[Stored items from a collection]
begin

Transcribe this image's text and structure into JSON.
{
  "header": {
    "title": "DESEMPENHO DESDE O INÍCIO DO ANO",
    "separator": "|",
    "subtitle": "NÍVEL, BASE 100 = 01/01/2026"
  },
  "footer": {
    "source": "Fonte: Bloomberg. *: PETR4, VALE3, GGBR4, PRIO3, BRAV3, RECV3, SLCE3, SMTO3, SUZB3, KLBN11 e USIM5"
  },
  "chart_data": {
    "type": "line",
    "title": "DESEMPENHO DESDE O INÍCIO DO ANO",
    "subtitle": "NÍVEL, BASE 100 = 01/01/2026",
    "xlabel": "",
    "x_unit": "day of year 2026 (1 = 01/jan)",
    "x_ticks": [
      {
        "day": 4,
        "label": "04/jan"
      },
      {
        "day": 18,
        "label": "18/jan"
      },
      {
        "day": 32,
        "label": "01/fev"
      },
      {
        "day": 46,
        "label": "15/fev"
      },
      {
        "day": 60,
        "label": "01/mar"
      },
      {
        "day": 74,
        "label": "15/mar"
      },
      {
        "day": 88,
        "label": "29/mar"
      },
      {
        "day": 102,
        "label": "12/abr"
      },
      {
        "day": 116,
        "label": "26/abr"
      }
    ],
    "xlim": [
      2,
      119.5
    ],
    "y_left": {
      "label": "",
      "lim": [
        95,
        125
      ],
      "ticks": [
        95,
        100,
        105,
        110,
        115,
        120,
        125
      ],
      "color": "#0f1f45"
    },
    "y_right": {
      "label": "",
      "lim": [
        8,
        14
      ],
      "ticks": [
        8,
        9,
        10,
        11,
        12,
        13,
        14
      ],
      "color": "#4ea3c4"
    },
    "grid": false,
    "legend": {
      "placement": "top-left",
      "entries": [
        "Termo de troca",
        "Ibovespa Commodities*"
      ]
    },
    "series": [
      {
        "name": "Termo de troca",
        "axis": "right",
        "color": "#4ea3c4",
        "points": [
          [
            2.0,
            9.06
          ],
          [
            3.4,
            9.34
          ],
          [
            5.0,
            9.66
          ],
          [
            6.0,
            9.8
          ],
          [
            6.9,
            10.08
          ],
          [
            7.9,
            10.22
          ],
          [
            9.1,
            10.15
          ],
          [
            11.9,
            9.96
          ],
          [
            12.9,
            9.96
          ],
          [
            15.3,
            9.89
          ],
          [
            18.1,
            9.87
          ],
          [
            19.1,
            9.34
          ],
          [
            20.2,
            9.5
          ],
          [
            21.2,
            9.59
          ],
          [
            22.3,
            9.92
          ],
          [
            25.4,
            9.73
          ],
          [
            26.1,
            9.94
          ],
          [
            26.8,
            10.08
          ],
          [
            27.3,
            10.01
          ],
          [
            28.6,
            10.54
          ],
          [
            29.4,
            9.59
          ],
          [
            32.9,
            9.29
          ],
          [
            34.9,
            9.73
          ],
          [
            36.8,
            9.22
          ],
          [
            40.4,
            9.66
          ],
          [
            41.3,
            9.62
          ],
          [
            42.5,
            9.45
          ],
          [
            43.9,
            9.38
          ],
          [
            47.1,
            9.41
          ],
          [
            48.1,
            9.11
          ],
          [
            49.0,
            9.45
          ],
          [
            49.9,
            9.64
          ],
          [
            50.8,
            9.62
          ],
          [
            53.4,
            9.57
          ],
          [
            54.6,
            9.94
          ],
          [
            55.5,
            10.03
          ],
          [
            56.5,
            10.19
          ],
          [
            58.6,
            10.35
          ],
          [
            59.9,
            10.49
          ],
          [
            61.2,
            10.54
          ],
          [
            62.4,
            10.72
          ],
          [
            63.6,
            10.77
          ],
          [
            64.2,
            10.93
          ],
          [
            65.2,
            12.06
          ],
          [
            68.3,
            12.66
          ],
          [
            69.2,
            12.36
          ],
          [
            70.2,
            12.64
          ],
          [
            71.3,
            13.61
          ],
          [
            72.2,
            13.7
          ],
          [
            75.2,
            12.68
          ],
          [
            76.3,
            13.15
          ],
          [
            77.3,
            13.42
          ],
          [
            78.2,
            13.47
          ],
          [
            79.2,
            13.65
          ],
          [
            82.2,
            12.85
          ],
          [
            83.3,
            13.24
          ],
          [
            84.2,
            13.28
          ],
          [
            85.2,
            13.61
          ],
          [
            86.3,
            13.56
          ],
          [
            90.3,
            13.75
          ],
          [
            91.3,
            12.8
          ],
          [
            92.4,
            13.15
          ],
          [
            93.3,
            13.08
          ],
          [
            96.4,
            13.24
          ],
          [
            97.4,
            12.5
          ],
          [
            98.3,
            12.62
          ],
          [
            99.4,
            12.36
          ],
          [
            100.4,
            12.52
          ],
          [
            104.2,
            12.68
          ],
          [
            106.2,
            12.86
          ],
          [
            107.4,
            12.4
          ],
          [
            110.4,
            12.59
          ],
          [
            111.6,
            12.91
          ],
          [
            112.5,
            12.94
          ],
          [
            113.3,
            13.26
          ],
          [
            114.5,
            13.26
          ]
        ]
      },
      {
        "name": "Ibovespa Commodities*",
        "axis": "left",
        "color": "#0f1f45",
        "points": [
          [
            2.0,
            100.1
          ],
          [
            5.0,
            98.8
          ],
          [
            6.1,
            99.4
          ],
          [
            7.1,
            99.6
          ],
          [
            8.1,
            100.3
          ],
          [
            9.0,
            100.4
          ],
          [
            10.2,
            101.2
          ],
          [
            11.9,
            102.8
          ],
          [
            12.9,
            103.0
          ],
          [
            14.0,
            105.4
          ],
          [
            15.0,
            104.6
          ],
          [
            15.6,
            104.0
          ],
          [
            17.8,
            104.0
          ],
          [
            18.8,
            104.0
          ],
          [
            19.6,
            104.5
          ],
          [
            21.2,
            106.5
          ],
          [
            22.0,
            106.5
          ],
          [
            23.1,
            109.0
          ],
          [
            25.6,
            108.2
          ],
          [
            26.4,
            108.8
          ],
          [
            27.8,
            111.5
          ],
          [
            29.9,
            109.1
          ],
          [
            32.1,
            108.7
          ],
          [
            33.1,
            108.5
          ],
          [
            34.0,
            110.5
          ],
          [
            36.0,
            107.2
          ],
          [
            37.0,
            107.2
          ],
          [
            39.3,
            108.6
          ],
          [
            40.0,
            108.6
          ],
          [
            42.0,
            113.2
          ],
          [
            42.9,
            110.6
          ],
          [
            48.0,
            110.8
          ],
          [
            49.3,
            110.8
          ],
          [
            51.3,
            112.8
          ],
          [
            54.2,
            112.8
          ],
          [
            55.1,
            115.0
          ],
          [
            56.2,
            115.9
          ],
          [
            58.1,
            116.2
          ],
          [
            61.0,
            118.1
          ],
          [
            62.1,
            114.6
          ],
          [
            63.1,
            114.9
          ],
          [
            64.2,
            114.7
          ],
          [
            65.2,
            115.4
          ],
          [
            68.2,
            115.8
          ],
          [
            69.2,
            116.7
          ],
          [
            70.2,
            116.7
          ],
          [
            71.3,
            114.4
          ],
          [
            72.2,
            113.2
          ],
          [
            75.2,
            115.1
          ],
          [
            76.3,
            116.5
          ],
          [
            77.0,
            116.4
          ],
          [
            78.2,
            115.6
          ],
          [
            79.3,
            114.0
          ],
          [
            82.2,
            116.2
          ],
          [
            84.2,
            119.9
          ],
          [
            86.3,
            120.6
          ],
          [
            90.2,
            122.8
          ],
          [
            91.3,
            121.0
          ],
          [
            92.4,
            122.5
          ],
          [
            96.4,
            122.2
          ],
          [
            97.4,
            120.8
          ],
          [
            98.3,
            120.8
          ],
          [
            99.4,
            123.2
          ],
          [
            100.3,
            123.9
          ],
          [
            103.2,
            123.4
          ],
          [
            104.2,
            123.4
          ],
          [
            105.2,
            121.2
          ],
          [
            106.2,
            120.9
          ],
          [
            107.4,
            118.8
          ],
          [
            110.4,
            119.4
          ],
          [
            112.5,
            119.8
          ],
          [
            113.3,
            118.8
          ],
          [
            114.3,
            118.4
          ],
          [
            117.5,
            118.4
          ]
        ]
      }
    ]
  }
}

end

Task prompt
In the entries above, find each line with the word "color" and show it.

Solved problem
      "color": "#0f1f45"
      "color": "#4ea3c4"
        "color": "#4ea3c4",
        "color": "#0f1f45",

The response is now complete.